> [Brief]
Every record below should be printed exactly as it appears.

+++++

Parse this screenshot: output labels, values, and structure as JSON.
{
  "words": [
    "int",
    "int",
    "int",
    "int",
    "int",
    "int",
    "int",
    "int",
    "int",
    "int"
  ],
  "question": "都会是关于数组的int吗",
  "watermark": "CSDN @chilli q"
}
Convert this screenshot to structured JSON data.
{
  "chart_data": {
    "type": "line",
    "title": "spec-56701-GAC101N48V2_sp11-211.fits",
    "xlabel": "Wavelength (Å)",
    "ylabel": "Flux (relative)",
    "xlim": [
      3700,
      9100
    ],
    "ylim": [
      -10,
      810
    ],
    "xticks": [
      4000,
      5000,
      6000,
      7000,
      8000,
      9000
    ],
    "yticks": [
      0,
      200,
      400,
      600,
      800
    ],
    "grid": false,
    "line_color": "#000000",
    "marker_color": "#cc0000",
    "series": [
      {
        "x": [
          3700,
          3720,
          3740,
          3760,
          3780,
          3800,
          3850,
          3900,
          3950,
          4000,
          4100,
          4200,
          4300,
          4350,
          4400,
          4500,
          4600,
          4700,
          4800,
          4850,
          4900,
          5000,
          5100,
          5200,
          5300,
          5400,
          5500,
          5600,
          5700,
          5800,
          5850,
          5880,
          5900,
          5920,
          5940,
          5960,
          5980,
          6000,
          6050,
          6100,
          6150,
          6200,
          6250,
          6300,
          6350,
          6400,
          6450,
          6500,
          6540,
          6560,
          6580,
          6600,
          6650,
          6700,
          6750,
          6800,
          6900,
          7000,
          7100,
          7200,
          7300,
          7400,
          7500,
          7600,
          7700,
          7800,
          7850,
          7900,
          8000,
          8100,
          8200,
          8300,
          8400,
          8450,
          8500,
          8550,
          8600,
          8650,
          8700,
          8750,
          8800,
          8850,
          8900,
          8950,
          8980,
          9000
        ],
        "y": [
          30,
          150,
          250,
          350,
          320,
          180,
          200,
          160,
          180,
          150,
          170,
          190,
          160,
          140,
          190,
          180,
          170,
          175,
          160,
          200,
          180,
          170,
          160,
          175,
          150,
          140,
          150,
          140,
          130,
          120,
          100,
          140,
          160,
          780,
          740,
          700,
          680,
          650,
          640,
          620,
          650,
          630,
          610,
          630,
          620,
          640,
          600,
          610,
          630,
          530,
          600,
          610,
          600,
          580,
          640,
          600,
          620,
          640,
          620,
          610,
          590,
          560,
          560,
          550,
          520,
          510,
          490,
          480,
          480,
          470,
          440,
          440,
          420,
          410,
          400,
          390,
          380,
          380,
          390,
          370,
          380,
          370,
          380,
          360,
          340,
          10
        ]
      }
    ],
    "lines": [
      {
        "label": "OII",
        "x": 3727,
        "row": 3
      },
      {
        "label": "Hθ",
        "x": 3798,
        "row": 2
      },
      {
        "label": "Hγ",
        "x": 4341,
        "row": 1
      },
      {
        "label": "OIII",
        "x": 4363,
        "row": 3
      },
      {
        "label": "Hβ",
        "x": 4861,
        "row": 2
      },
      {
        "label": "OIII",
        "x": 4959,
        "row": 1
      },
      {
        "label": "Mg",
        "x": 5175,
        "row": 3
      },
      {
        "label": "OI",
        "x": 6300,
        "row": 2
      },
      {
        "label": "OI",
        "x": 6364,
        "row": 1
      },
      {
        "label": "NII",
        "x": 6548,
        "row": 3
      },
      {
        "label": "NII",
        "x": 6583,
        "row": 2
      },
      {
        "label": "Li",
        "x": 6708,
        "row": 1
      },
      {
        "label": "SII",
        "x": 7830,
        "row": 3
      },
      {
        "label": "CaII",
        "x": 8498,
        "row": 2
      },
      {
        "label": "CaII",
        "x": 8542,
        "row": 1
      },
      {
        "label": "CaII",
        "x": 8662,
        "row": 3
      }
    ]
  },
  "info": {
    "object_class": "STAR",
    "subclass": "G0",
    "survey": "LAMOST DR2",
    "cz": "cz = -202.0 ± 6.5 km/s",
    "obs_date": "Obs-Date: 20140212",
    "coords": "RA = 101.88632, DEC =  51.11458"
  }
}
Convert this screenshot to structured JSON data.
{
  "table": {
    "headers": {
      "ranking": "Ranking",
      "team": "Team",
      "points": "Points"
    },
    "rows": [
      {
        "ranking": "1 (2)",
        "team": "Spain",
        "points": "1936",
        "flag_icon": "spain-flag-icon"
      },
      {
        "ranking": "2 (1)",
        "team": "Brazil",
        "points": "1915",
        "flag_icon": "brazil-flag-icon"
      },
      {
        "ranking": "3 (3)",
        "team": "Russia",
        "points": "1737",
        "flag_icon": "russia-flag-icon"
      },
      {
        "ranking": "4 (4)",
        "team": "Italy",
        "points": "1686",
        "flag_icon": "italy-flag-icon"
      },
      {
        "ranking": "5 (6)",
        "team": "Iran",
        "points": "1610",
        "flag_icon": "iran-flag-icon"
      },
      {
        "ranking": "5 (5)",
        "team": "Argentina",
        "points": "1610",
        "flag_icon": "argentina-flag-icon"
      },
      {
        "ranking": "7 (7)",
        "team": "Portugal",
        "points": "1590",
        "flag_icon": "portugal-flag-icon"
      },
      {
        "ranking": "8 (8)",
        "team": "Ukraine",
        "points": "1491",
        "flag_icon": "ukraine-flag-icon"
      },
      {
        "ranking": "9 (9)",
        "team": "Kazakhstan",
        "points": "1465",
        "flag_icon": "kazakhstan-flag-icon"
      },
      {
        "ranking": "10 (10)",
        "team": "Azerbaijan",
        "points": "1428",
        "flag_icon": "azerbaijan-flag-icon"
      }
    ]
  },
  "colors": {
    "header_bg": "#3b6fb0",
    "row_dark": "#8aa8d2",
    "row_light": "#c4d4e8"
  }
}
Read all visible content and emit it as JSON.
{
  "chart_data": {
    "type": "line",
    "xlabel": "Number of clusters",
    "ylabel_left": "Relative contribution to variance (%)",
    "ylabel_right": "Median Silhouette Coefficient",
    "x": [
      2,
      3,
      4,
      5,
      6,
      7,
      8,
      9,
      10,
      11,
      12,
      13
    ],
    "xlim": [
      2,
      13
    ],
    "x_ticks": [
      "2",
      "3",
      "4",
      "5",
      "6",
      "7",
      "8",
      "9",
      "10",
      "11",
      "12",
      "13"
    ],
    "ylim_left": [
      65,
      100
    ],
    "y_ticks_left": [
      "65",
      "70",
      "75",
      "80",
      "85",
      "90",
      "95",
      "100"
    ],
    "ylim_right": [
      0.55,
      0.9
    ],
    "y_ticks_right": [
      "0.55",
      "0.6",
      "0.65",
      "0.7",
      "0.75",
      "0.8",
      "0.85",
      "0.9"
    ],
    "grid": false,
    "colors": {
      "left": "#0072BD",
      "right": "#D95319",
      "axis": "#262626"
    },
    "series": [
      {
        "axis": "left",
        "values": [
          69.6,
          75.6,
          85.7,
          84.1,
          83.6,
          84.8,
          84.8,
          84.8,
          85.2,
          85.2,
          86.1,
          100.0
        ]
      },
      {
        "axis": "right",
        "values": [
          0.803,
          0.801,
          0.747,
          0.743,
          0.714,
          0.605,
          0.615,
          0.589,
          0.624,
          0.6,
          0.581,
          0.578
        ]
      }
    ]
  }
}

+++++

> [Expected answer]
Parse this screenshot: output labels, values, and structure as JSON.
{
  "words": [
    "int",
    "int",
    "int",
    "int",
    "int",
    "int",
    "int",
    "int",
    "int",
    "int"
  ],
  "question": "都会是关于数组的int吗",
  "watermark": "CSDN @chilli q"
}
Convert this screenshot to structured JSON data.
{
  "chart_data": {
    "type": "line",
    "title": "spec-56701-GAC101N48V2_sp11-211.fits",
    "xlabel": "Wavelength (Å)",
    "ylabel": "Flux (relative)",
    "xlim": [
      3700,
      9100
    ],
    "ylim": [
      -10,
      810
    ],
    "xticks": [
      4000,
      5000,
      6000,
      7000,
      8000,
      9000
    ],
    "yticks": [
      0,
      200,
      400,
      600,
      800
    ],
    "grid": false,
    "line_color": "#000000",
    "marker_color": "#cc0000",
    "series": [
      {
        "x": [
          3700,
          3720,
          3740,
          3760,
          3780,
          3800,
          3850,
          3900,
          3950,
          4000,
          4100,
          4200,
          4300,
          4350,
          4400,
          4500,
          4600,
          4700,
          4800,
          4850,
          4900,
          5000,
          5100,
          5200,
          5300,
          5400,
          5500,
          5600,
          5700,
          5800,
          5850,
          5880,
          5900,
          5920,
          5940,
          5960,
          5980,
          6000,
          6050,
          6100,
          6150,
          6200,
          6250,
          6300,
          6350,
          6400,
          6450,
          6500,
          6540,
          6560,
          6580,
          6600,
          6650,
          6700,
          6750,
          6800,
          6900,
          7000,
          7100,
          7200,
          7300,
          7400,
          7500,
          7600,
          7700,
          7800,
          7850,
          7900,
          8000,
          8100,
          8200,
          8300,
          8400,
          8450,
          8500,
          8550,
          8600,
          8650,
          8700,
          8750,
          8800,
          8850,
          8900,
          8950,
          8980,
          9000
        ],
        "y": [
          30,
          150,
          250,
          350,
          320,
          180,
          200,
          160,
          180,
          150,
          170,
          190,
          160,
          140,
          190,
          180,
          170,
          175,
          160,
          200,
          180,
          170,
          160,
          175,
          150,
          140,
          150,
          140,
          130,
          120,
          100,
          140,
          160,
          780,
          740,
          700,
          680,
          650,
          640,
          620,
          650,
          630,
          610,
          630,
          620,
          640,
          600,
          610,
          630,
          530,
          600,
          610,
          600,
          580,
          640,
          600,
          620,
          640,
          620,
          610,
          590,
          560,
          560,
          550,
          520,
          510,
          490,
          480,
          480,
          470,
          440,
          440,
          420,
          410,
          400,
          390,
          380,
          380,
          390,
          370,
          380,
          370,
          380,
          360,
          340,
          10
        ]
      }
    ],
    "lines": [
      {
        "label": "OII",
        "x": 3727,
        "row": 3
      },
      {
        "label": "Hθ",
        "x": 3798,
        "row": 2
      },
      {
        "label": "Hγ",
        "x": 4341,
        "row": 1
      },
      {
        "label": "OIII",
        "x": 4363,
        "row": 3
      },
      {
        "label": "Hβ",
        "x": 4861,
        "row": 2
      },
      {
        "label": "OIII",
        "x": 4959,
        "row": 1
      },
      {
        "label": "Mg",
        "x": 5175,
        "row": 3
      },
      {
        "label": "OI",
        "x": 6300,
        "row": 2
      },
      {
        "label": "OI",
        "x": 6364,
        "row": 1
      },
      {
        "label": "NII",
        "x": 6548,
        "row": 3
      },
      {
        "label": "NII",
        "x": 6583,
        "row": 2
      },
      {
        "label": "Li",
        "x": 6708,
        "row": 1
      },
      {
        "label": "SII",
        "x": 7830,
        "row": 3
      },
      {
        "label": "CaII",
        "x": 8498,
        "row": 2
      },
      {
        "label": "CaII",
        "x": 8542,
        "row": 1
      },
      {
        "label": "CaII",
        "x": 8662,
        "row": 3
      }
    ]
  },
  "info": {
    "object_class": "STAR",
    "subclass": "G0",
    "survey": "LAMOST DR2",
    "cz": "cz = -202.0 ± 6.5 km/s",
    "obs_date": "Obs-Date: 20140212",
    "coords": "RA = 101.88632, DEC =  51.11458"
  }
}
Convert this screenshot to structured JSON data.
{
  "table": {
    "headers": {
      "ranking": "Ranking",
      "team": "Team",
      "points": "Points"
    },
    "rows": [
      {
        "ranking": "1 (2)",
        "team": "Spain",
        "points": "1936",
        "flag_icon": "spain-flag-icon"
      },
      {
        "ranking": "2 (1)",
        "team": "Brazil",
        "points": "1915",
        "flag_icon": "brazil-flag-icon"
      },
      {
        "ranking": "3 (3)",
        "team": "Russia",
        "points": "1737",
        "flag_icon": "russia-flag-icon"
      },
      {
        "ranking": "4 (4)",
        "team": "Italy",
        "points": "1686",
        "flag_icon": "italy-flag-icon"
      },
      {
        "ranking": "5 (6)",
        "team": "Iran",
        "points": "1610",
        "flag_icon": "iran-flag-icon"
      },
      {
        "ranking": "5 (5)",
        "team": "Argentina",
        "points": "1610",
        "flag_icon": "argentina-flag-icon"
      },
      {
        "ranking": "7 (7)",
        "team": "Portugal",
        "points": "1590",
        "flag_icon": "portugal-flag-icon"
      },
      {
        "ranking": "8 (8)",
        "team": "Ukraine",
        "points": "1491",
        "flag_icon": "ukraine-flag-icon"
      },
      {
        "ranking": "9 (9)",
        "team": "Kazakhstan",
        "points": "1465",
        "flag_icon": "kazakhstan-flag-icon"
      },
      {
        "ranking": "10 (10)",
        "team": "Azerbaijan",
        "points": "1428",
        "flag_icon": "azerbaijan-flag-icon"
      }
    ]
  },
  "colors": {
    "header_bg": "#3b6fb0",
    "row_dark": "#8aa8d2",
    "row_light": "#c4d4e8"
  }
}
Read all visible content and emit it as JSON.
{
  "chart_data": {
    "type": "line",
    "xlabel": "Number of clusters",
    "ylabel_left": "Relative contribution to variance (%)",
    "ylabel_right": "Median Silhouette Coefficient",
    "x": [
      2,
      3,
      4,
      5,
      6,
      7,
      8,
      9,
      10,
      11,
      12,
      13
    ],
    "xlim": [
      2,
      13
    ],
    "x_ticks": [
      "2",
      "3",
      "4",
      "5",
      "6",
      "7",
      "8",
      "9",
      "10",
      "11",
      "12",
      "13"
    ],
    "ylim_left": [
      65,
      100
    ],
    "y_ticks_left": [
      "65",
      "70",
      "75",
      "80",
      "85",
      "90",
      "95",
      "100"
    ],
    "ylim_right": [
      0.55,
      0.9
    ],
    "y_ticks_right": [
      "0.55",
      "0.6",
      "0.65",
      "0.7",
      "0.75",
      "0.8",
      "0.85",
      "0.9"
    ],
    "grid": false,
    "colors": {
      "left": "#0072BD",
      "right": "#D95319",
      "axis": "#262626"
    },
    "series": [
      {
        "axis": "left",
        "values": [
          69.6,
          75.6,
          85.7,
          84.1,
          83.6,
          84.8,
          84.8,
          84.8,
          85.2,
          85.2,
          86.1,
          100.0
        ]
      },
      {
        "axis": "right",
        "values": [
          0.803,
          0.801,
          0.747,
          0.743,
          0.714,
          0.605,
          0.615,
          0.589,
          0.624,
          0.6,
          0.581,
          0.578
        ]
      }
    ]
  }
}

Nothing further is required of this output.